▶ _Problem requirements_: Exclude images, then output the remaining data verbatim.

====== Data listing ======

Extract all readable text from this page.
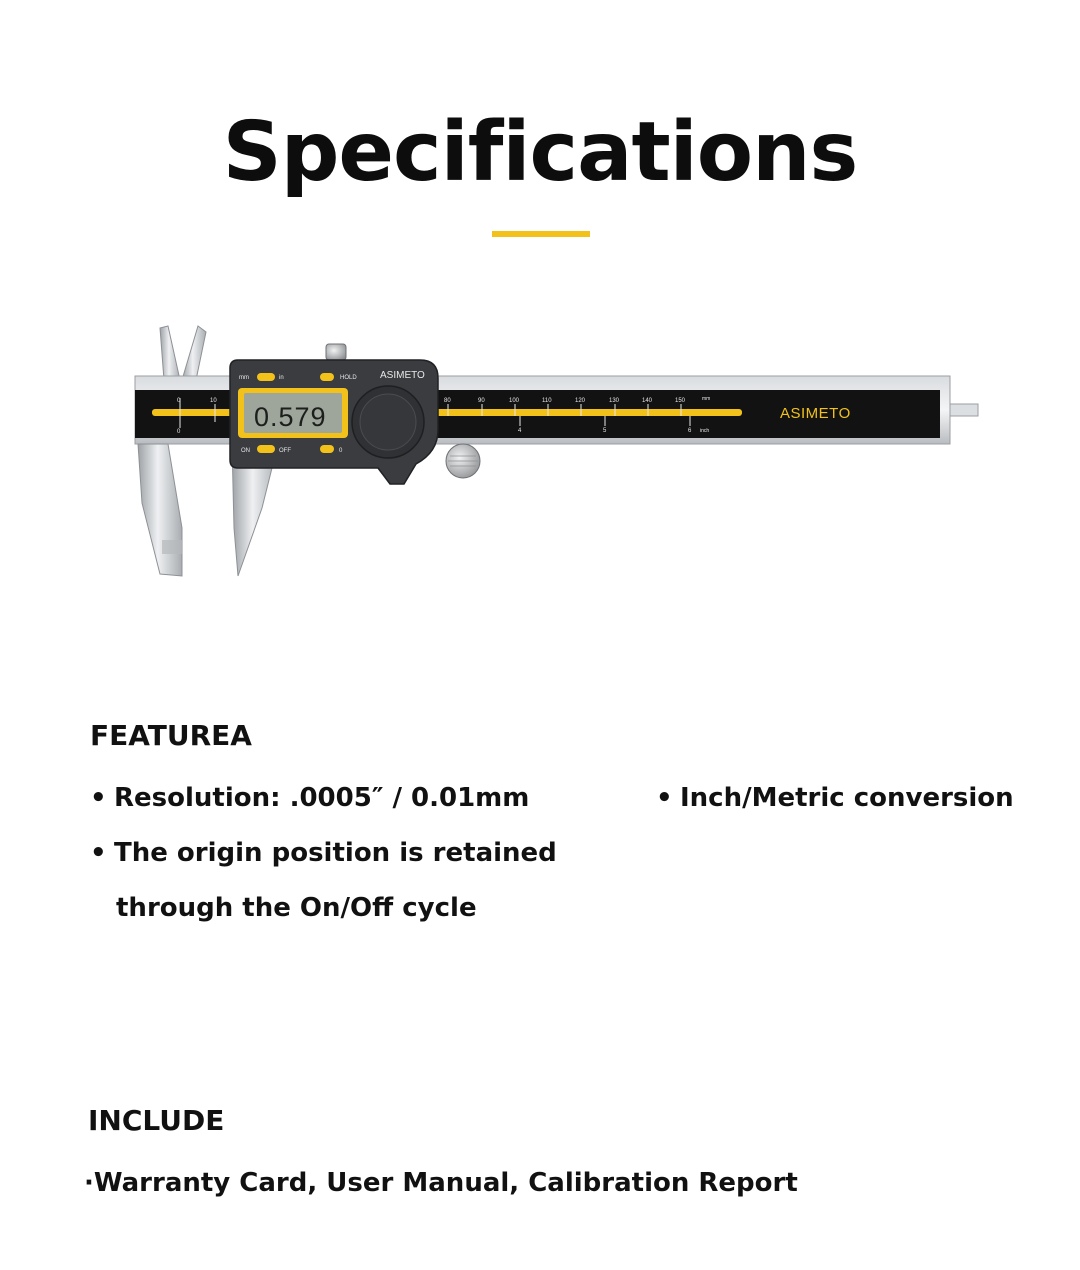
Specifications
0	10
0
80	90	100	110	120	130	140	150	mm
4	5	6 inch
ASIMETO
0.579
mm	in	HOLD ASIMETO
ON	OFF	0
FEATUREA
• Resolution: .0005″ / 0.01mm	• Inch/Metric conversion
• The origin position is retained
through the On/Off cycle
INCLUDE
·Warranty Card, User Manual, Calibration Report
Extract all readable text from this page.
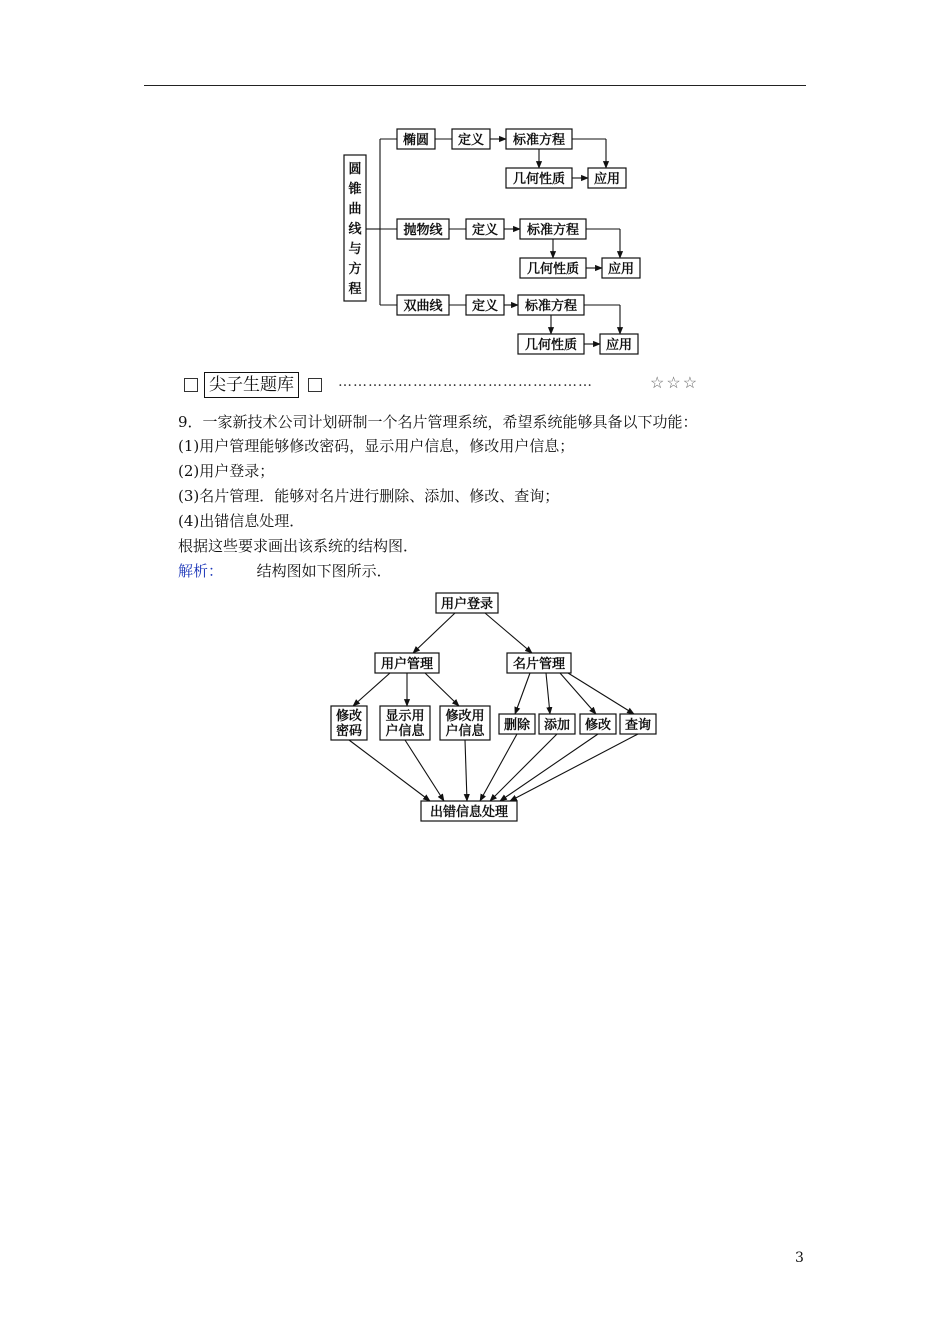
圆
锥
曲
线
与
方
程
椭圆 定义 标准方程
几何性质 应用
抛物线 定义 标准方程
几何性质 应用
双曲线 定义 标准方程
几何性质 应用
尖子生题库	……………………………………………	☆☆☆
9．一家新技术公司计划研制一个名片管理系统，希望系统能够具备以下功能：
(1)用户管理能够修改密码，显示用户信息，修改用户信息；
(2)用户登录；
(3)名片管理．能够对名片进行删除、添加、修改、查询；
(4)出错信息处理．
根据这些要求画出该系统的结构图．
解析： 结构图如下图所示．
用户登录
用户管理	名片管理
修改
密码
显示用
户信息
修改用
户信息 删除 添加 修改 查询
出错信息处理
3
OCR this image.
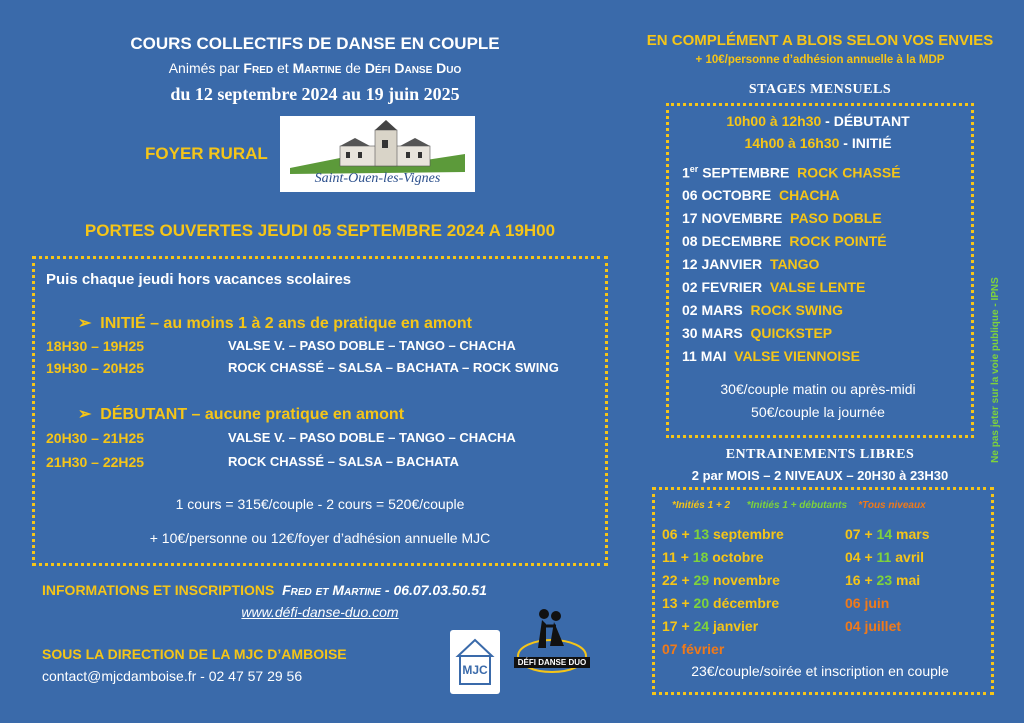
COURS COLLECTIFS DE DANSE EN COUPLE
Animés par Fred et Martine de Défi Danse Duo
du 12 septembre 2024 au 19 juin 2025
FOYER RURAL
Saint-Ouen-les-Vignes
PORTES OUVERTES JEUDI 05 SEPTEMBRE 2024 A 19H00
Puis chaque jeudi hors vacances scolaires
➢  INITIÉ – au moins 1 à 2 ans de pratique en amont
18H30 – 19H25	VALSE V. – PASO DOBLE – TANGO – CHACHA
19H30 – 20H25	ROCK CHASSÉ – SALSA – BACHATA – ROCK SWING
➢  DÉBUTANT – aucune pratique en amont
20H30 – 21H25	VALSE V. – PASO DOBLE – TANGO – CHACHA
21H30 – 22H25	ROCK CHASSÉ – SALSA – BACHATA
1 cours = 315€/couple - 2 cours = 520€/couple
+ 10€/personne ou 12€/foyer d’adhésion annuelle MJC
INFORMATIONS ET INSCRIPTIONS Fred et Martine - 06.07.03.50.51
www.défi-danse-duo.com
SOUS LA DIRECTION DE LA MJC D’AMBOISE
contact@mjcdamboise.fr - 02 47 57 29 56	MJC
DÉFI DANSE DUO
EN COMPLÉMENT A BLOIS SELON VOS ENVIES
+ 10€/personne d’adhésion annuelle à la MDP
STAGES MENSUELS
10h00 à 12h30 - DÉBUTANT
14h00 à 16h30 - INITIÉ
1er SEPTEMBRE ROCK CHASSÉ
06 OCTOBRE CHACHA
17 NOVEMBRE PASO DOBLE
08 DECEMBRE ROCK POINTÉ
12 JANVIER TANGO
02 FEVRIER VALSE LENTE
02 MARS ROCK SWING
30 MARS QUICKSTEP
11 MAI VALSE VIENNOISE
30€/couple matin ou après-midi
50€/couple la journée
ENTRAINEMENTS LIBRES
2 par MOIS – 2 NIVEAUX – 20H30 à 23H30
*Initiés 1 + 2 *Initiés 1 + débutants *Tous niveaux
06 + 13 septembre
11 + 18 octobre
22 + 29 novembre
13 + 20 décembre
17 + 24 janvier
07 + 14 mars
04 + 11 avril
16 + 23 mai
06 juin
04 juillet
07 février
23€/couple/soirée et inscription en couple
Ne pas jeter sur la voie publique - IPNS
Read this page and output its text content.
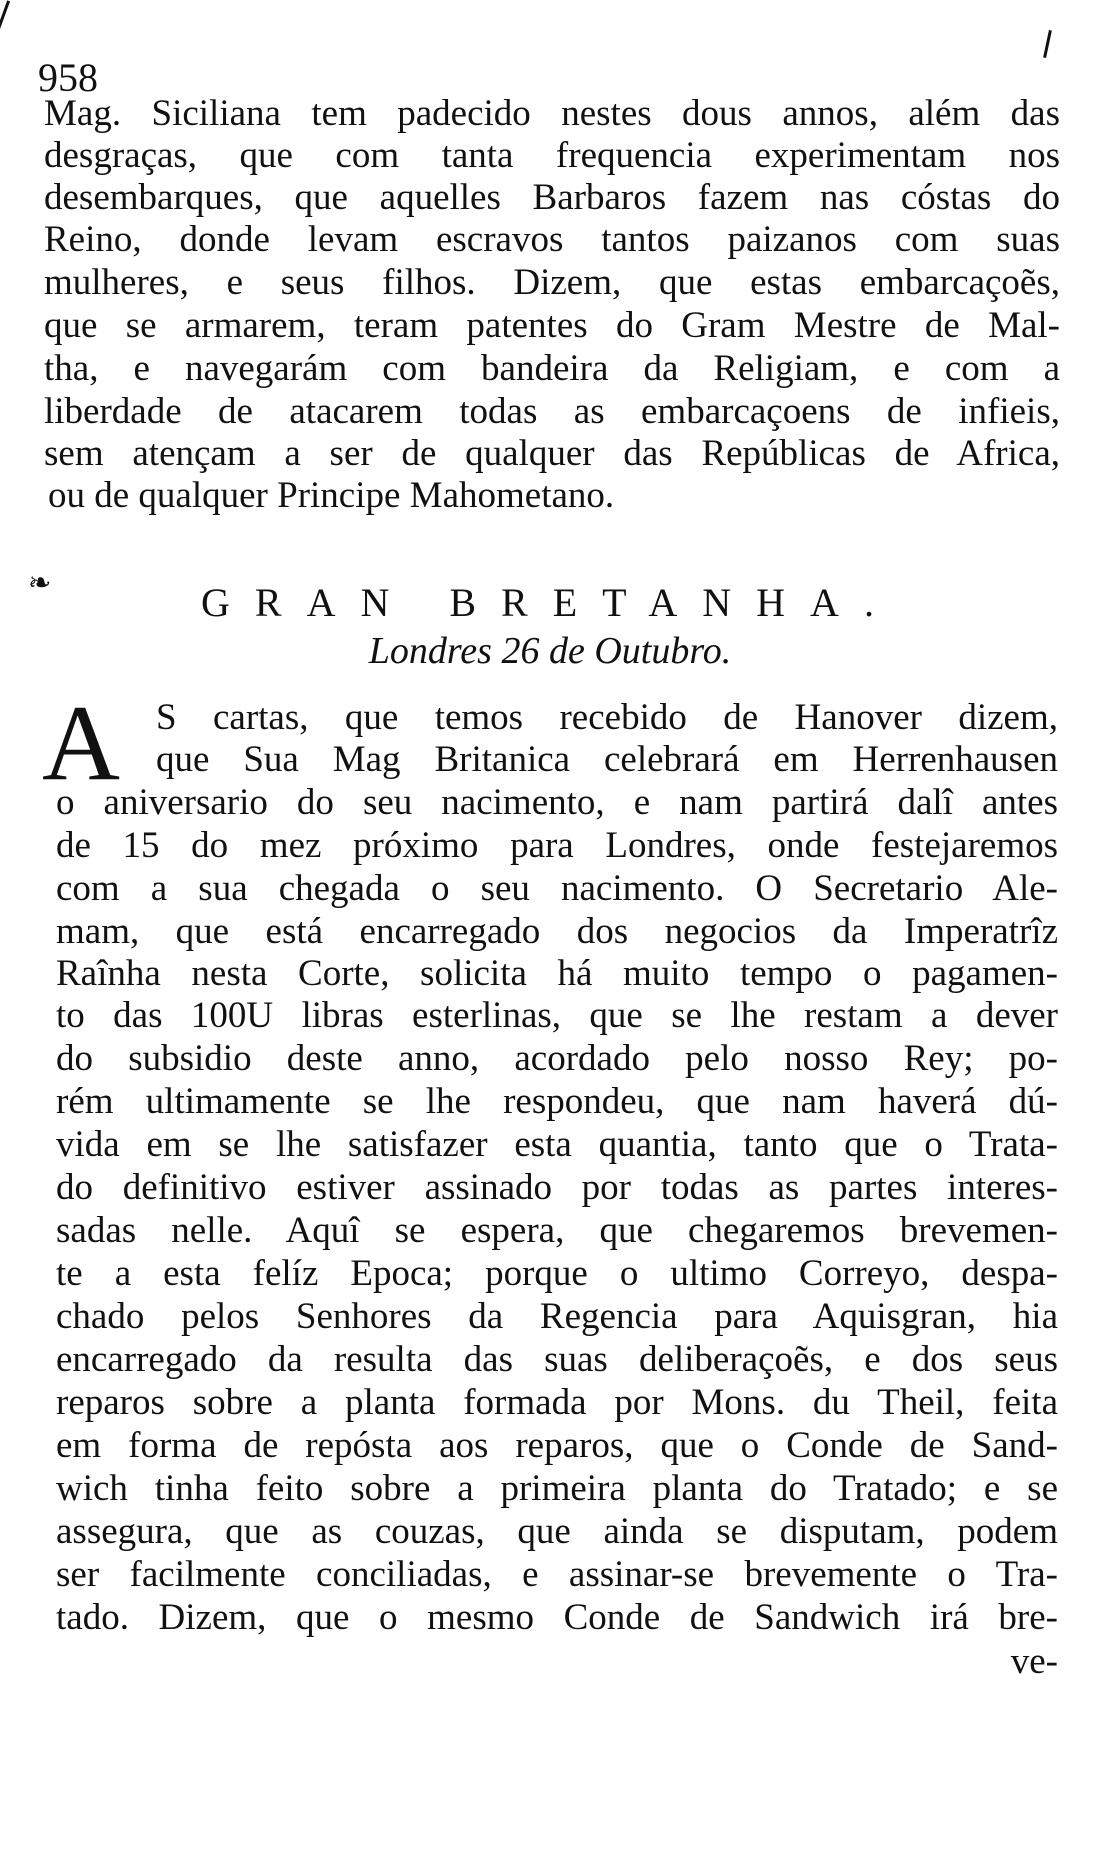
958
Mag. Siciliana tem padecido nestes dous annos, além das
desgraças, que com tanta frequencia experimentam nos
desembarques, que aquelles Barbaros fazem nas cóstas do
Reino, donde levam escravos tantos paizanos com suas
mulheres, e seus filhos. Dizem, que estas embarcaçoẽs,
que se armarem, teram patentes do Gram Mestre de Mal-
tha, e navegarám com bandeira da Religiam, e com a
liberdade de atacarem todas as embarcaçoens de infieis,
sem atençam a ser de qualquer das Repúblicas de Africa,
ou de qualquer Principe Mahometano.
❧	GRAN BRETANHA.
Londres 26 de Outubro.
A S cartas, que temos recebido de Hanover dizem,
que Sua Mag Britanica celebrará em Herrenhausen
o aniversario do seu nacimento, e nam partirá dalî antes
de 15 do mez próximo para Londres, onde festejaremos
com a sua chegada o seu nacimento. O Secretario Ale-
mam, que está encarregado dos negocios da Imperatrîz
Raînha nesta Corte, solicita há muito tempo o pagamen-
to das 100U libras esterlinas, que se lhe restam a dever
do subsidio deste anno, acordado pelo nosso Rey; po-
rém ultimamente se lhe respondeu, que nam haverá dú-
vida em se lhe satisfazer esta quantia, tanto que o Trata-
do definitivo estiver assinado por todas as partes interes-
sadas nelle. Aquî se espera, que chegaremos brevemen-
te a esta felíz Epoca; porque o ultimo Correyo, despa-
chado pelos Senhores da Regencia para Aquisgran, hia
encarregado da resulta das suas deliberaçoẽs, e dos seus
reparos sobre a planta formada por Mons. du Theil, feita
em forma de repósta aos reparos, que o Conde de Sand-
wich tinha feito sobre a primeira planta do Tratado; e se
assegura, que as couzas, que ainda se disputam, podem
ser facilmente conciliadas, e assinar-se brevemente o Tra-
tado. Dizem, que o mesmo Conde de Sandwich irá bre-
ve-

======

▶ _Written solution_:
Extract all readable text from this page.
Specifications
0	10
0
80	90	100	110	120	130	140	150	mm
4	5	6 inch
ASIMETO
0.579
mm	in	HOLD ASIMETO
ON	OFF	0
FEATUREA
• Resolution: .0005″ / 0.01mm	• Inch/Metric conversion
• The origin position is retained
through the On/Off cycle
INCLUDE
·Warranty Card, User Manual, Calibration Report
Extract all readable text from this page.
圆
锥
曲
线
与
方
程
椭圆 定义 标准方程
几何性质 应用
抛物线 定义 标准方程
几何性质 应用
双曲线 定义 标准方程
几何性质 应用
尖子生题库	……………………………………………	☆☆☆
9．一家新技术公司计划研制一个名片管理系统，希望系统能够具备以下功能：
(1)用户管理能够修改密码，显示用户信息，修改用户信息；
(2)用户登录；
(3)名片管理．能够对名片进行删除、添加、修改、查询；
(4)出错信息处理．
根据这些要求画出该系统的结构图．
解析： 结构图如下图所示．
用户登录
用户管理	名片管理
修改
密码
显示用
户信息
修改用
户信息 删除 添加 修改 查询
出错信息处理
3
OCR this image.
COURS COLLECTIFS DE DANSE EN COUPLE
Animés par Fred et Martine de Défi Danse Duo
du 12 septembre 2024 au 19 juin 2025
FOYER RURAL
Saint-Ouen-les-Vignes
PORTES OUVERTES JEUDI 05 SEPTEMBRE 2024 A 19H00
Puis chaque jeudi hors vacances scolaires
➢  INITIÉ – au moins 1 à 2 ans de pratique en amont
18H30 – 19H25	VALSE V. – PASO DOBLE – TANGO – CHACHA
19H30 – 20H25	ROCK CHASSÉ – SALSA – BACHATA – ROCK SWING
➢  DÉBUTANT – aucune pratique en amont
20H30 – 21H25	VALSE V. – PASO DOBLE – TANGO – CHACHA
21H30 – 22H25	ROCK CHASSÉ – SALSA – BACHATA
1 cours = 315€/couple - 2 cours = 520€/couple
+ 10€/personne ou 12€/foyer d’adhésion annuelle MJC
INFORMATIONS ET INSCRIPTIONS Fred et Martine - 06.07.03.50.51
www.défi-danse-duo.com
SOUS LA DIRECTION DE LA MJC D’AMBOISE
contact@mjcdamboise.fr - 02 47 57 29 56	MJC
DÉFI DANSE DUO
EN COMPLÉMENT A BLOIS SELON VOS ENVIES
+ 10€/personne d’adhésion annuelle à la MDP
STAGES MENSUELS
10h00 à 12h30 - DÉBUTANT
14h00 à 16h30 - INITIÉ
1er SEPTEMBRE ROCK CHASSÉ
06 OCTOBRE CHACHA
17 NOVEMBRE PASO DOBLE
08 DECEMBRE ROCK POINTÉ
12 JANVIER TANGO
02 FEVRIER VALSE LENTE
02 MARS ROCK SWING
30 MARS QUICKSTEP
11 MAI VALSE VIENNOISE
30€/couple matin ou après-midi
50€/couple la journée
ENTRAINEMENTS LIBRES
2 par MOIS – 2 NIVEAUX – 20H30 à 23H30
*Initiés 1 + 2 *Initiés 1 + débutants *Tous niveaux
06 + 13 septembre
11 + 18 octobre
22 + 29 novembre
13 + 20 décembre
17 + 24 janvier
07 + 14 mars
04 + 11 avril
16 + 23 mai
06 juin
04 juillet
07 février
23€/couple/soirée et inscription en couple
Ne pas jeter sur la voie publique - IPNS
Read this page and output its text content.
958
Mag. Siciliana tem padecido nestes dous annos, além das
desgraças, que com tanta frequencia experimentam nos
desembarques, que aquelles Barbaros fazem nas cóstas do
Reino, donde levam escravos tantos paizanos com suas
mulheres, e seus filhos. Dizem, que estas embarcaçoẽs,
que se armarem, teram patentes do Gram Mestre de Mal-
tha, e navegarám com bandeira da Religiam, e com a
liberdade de atacarem todas as embarcaçoens de infieis,
sem atençam a ser de qualquer das Repúblicas de Africa,
ou de qualquer Principe Mahometano.
❧	GRAN BRETANHA.
Londres 26 de Outubro.
A S cartas, que temos recebido de Hanover dizem,
que Sua Mag Britanica celebrará em Herrenhausen
o aniversario do seu nacimento, e nam partirá dalî antes
de 15 do mez próximo para Londres, onde festejaremos
com a sua chegada o seu nacimento. O Secretario Ale-
mam, que está encarregado dos negocios da Imperatrîz
Raînha nesta Corte, solicita há muito tempo o pagamen-
to das 100U libras esterlinas, que se lhe restam a dever
do subsidio deste anno, acordado pelo nosso Rey; po-
rém ultimamente se lhe respondeu, que nam haverá dú-
vida em se lhe satisfazer esta quantia, tanto que o Trata-
do definitivo estiver assinado por todas as partes interes-
sadas nelle. Aquî se espera, que chegaremos brevemen-
te a esta felíz Epoca; porque o ultimo Correyo, despa-
chado pelos Senhores da Regencia para Aquisgran, hia
encarregado da resulta das suas deliberaçoẽs, e dos seus
reparos sobre a planta formada por Mons. du Theil, feita
em forma de repósta aos reparos, que o Conde de Sand-
wich tinha feito sobre a primeira planta do Tratado; e se
assegura, que as couzas, que ainda se disputam, podem
ser facilmente conciliadas, e assinar-se brevemente o Tra-
tado. Dizem, que o mesmo Conde de Sandwich irá bre-
ve-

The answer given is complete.